» AIM
Look for the word "спать" in the entries below, then copy every line that has it.
════════
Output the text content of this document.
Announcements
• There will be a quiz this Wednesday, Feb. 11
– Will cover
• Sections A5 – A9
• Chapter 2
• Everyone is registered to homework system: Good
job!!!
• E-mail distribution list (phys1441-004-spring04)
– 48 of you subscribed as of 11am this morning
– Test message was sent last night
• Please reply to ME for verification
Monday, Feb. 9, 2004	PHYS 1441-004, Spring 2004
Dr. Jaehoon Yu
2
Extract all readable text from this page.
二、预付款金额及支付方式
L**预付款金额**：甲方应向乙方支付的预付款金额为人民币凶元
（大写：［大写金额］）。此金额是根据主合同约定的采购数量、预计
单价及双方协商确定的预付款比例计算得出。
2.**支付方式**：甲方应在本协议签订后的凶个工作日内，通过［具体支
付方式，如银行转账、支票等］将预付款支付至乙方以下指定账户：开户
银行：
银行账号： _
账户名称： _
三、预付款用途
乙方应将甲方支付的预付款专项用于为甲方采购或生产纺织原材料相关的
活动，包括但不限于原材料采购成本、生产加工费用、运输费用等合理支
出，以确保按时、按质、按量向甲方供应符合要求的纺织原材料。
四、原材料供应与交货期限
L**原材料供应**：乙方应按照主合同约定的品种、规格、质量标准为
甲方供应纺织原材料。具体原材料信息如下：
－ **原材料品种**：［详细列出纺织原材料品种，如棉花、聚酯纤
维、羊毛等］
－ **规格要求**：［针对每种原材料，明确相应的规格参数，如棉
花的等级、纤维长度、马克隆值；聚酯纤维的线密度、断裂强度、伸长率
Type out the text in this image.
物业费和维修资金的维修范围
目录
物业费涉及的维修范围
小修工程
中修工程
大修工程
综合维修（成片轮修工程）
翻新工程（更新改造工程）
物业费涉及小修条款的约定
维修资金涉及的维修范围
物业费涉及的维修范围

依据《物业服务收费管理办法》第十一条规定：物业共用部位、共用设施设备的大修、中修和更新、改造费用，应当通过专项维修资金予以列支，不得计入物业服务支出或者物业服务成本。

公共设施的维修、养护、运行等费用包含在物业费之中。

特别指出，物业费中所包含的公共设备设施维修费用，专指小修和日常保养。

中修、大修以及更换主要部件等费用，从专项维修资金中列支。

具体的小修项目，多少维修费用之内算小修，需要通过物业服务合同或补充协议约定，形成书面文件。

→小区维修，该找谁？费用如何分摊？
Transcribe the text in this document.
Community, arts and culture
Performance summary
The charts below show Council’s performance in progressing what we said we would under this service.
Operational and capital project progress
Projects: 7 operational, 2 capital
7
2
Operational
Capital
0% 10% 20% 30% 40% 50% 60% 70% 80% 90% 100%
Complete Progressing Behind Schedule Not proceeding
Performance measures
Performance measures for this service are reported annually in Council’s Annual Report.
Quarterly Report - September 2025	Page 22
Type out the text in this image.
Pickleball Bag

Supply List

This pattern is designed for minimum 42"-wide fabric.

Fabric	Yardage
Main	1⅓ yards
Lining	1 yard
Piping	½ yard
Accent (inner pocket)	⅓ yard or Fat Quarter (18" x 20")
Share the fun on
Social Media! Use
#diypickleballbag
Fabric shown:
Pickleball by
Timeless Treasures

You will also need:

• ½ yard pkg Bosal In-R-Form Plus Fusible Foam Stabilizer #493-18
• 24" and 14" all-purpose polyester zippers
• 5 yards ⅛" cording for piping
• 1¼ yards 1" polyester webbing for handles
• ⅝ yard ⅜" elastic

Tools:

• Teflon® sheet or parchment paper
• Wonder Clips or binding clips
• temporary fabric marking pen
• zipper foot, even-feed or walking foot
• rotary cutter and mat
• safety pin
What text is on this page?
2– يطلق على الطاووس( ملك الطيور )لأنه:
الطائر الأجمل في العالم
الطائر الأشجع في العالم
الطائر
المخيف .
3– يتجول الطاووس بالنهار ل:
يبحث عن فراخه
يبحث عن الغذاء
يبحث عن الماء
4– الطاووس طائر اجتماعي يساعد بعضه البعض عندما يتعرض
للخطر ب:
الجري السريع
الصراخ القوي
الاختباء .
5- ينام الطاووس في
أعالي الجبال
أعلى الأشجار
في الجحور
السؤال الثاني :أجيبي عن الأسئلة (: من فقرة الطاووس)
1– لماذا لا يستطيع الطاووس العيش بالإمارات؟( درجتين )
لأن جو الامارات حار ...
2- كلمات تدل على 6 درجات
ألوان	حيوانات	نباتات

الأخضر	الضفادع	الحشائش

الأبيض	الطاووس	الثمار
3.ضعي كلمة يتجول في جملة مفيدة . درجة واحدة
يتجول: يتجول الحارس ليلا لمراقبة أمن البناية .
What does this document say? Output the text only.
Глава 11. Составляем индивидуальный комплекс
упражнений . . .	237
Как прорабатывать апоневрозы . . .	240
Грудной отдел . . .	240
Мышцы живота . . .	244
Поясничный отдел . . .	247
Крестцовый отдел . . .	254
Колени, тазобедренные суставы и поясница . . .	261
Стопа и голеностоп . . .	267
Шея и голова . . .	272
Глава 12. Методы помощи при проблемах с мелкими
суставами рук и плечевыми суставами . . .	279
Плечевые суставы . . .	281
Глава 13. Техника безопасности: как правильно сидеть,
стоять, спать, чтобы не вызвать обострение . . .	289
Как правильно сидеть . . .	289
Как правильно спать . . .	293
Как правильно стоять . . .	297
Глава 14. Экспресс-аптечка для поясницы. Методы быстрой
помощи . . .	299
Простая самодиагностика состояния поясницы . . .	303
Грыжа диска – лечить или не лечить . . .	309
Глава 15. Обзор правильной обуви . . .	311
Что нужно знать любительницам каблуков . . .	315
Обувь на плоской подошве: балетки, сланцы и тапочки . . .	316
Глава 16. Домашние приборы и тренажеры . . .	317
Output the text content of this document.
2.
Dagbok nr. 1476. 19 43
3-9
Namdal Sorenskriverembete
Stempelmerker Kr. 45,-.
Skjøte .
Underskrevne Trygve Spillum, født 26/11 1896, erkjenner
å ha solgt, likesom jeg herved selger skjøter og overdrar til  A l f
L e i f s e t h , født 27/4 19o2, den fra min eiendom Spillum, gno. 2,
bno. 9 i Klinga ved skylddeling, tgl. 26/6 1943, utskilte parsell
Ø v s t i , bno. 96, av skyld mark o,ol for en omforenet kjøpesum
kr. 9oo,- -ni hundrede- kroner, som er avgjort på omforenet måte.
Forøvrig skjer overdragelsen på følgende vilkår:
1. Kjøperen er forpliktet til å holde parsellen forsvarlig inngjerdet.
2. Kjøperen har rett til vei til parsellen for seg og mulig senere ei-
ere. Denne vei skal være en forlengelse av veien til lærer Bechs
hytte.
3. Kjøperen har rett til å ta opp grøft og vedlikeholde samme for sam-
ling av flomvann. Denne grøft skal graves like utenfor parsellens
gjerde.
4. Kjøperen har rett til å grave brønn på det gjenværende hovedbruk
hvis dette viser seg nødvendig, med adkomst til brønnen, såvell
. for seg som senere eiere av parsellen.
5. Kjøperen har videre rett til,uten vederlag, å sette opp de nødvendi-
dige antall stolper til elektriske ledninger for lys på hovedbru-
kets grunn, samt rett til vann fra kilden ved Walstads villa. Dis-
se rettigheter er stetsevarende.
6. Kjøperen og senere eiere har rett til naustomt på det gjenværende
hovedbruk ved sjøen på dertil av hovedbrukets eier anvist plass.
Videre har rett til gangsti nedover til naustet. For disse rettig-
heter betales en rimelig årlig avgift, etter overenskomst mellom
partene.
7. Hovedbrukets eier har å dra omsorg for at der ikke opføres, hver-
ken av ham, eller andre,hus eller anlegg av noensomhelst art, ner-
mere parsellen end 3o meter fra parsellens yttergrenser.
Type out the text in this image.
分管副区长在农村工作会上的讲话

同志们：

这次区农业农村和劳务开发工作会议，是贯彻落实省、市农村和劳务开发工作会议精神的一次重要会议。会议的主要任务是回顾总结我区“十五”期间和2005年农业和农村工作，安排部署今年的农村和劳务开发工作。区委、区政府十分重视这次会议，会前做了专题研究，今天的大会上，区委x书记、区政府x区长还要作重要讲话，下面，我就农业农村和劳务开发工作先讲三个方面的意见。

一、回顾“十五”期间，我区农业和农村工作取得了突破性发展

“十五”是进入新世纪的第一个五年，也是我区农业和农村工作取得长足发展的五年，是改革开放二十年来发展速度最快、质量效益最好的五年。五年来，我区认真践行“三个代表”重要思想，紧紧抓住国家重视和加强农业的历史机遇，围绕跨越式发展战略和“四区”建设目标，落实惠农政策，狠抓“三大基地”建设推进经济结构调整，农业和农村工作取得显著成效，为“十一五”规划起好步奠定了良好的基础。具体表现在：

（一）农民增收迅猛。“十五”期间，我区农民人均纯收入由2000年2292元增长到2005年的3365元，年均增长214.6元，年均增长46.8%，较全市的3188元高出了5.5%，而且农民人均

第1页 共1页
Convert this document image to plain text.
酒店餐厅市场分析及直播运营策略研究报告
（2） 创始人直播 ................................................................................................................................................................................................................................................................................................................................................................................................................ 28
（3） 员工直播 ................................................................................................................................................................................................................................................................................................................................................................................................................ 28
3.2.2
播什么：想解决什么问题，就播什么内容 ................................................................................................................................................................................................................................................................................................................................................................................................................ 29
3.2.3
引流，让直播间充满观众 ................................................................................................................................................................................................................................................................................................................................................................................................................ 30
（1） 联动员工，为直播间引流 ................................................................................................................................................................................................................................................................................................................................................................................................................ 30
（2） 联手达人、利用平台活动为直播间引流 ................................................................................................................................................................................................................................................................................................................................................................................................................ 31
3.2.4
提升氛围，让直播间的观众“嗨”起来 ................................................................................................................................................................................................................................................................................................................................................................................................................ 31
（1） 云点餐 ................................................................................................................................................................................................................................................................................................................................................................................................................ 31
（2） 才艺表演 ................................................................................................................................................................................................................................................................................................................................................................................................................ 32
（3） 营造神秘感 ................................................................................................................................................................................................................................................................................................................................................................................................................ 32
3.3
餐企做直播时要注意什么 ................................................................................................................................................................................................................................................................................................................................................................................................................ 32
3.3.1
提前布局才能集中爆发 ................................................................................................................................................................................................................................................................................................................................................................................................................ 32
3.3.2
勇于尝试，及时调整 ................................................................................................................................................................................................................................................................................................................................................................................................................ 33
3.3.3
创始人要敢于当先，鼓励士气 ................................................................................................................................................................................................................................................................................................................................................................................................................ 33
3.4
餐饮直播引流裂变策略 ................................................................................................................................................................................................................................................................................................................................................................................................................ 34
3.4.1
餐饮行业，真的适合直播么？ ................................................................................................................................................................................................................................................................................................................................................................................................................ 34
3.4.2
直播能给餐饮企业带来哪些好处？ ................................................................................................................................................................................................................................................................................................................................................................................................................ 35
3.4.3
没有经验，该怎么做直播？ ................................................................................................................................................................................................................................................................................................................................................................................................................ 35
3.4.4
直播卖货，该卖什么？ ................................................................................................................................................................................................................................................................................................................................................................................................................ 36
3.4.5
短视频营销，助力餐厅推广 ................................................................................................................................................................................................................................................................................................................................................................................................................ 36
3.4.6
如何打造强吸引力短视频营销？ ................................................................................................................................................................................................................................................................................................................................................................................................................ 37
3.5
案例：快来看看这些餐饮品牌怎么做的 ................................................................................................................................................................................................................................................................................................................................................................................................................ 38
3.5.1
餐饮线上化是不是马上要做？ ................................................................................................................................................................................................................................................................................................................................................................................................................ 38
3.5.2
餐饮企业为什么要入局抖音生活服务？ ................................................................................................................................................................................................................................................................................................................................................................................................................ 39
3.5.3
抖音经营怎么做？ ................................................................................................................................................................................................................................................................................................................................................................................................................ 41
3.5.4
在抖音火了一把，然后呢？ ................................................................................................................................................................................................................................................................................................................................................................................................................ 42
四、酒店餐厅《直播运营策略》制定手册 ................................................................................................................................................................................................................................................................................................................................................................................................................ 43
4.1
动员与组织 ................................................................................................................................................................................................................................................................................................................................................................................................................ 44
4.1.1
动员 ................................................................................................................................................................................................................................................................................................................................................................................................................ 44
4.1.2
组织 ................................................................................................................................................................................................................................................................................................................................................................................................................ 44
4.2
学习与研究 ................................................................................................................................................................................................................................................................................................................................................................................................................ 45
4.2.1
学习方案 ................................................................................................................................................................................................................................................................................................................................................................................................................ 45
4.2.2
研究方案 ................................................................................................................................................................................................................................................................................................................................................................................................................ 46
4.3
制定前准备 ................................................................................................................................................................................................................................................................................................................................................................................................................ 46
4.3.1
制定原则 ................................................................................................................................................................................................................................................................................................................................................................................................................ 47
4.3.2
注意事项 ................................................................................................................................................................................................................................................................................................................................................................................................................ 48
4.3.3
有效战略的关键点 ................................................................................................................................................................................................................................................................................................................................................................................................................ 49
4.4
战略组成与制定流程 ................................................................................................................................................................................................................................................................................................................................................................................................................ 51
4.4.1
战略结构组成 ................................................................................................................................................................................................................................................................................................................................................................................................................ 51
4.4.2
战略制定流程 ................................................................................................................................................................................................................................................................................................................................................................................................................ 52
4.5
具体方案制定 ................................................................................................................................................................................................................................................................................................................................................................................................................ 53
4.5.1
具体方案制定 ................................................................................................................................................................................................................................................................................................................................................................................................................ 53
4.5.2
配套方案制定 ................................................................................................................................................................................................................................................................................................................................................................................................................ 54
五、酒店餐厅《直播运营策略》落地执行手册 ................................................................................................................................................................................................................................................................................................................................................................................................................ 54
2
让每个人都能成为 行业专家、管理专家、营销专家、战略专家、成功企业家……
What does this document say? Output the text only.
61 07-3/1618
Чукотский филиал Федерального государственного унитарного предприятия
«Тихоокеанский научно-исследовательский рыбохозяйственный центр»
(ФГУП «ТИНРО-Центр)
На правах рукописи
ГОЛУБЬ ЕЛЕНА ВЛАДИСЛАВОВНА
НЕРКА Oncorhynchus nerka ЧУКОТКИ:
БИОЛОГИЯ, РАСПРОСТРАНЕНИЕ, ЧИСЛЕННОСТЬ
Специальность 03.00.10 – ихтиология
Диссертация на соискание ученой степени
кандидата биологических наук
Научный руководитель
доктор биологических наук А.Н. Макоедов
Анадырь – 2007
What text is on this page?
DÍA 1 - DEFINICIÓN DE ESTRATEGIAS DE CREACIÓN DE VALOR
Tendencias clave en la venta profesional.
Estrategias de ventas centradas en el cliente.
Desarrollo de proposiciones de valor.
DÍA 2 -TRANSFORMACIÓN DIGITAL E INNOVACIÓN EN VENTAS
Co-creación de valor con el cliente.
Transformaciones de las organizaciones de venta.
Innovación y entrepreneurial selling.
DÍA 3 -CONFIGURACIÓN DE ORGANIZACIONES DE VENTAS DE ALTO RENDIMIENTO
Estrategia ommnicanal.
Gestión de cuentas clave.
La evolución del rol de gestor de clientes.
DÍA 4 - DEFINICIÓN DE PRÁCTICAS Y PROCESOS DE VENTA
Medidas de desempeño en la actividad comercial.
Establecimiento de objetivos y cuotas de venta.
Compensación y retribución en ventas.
════════
» COMPLETE ANSWER
стоять, спать, чтобы не вызвать обострение . . .	289
Как правильно спать . . .	293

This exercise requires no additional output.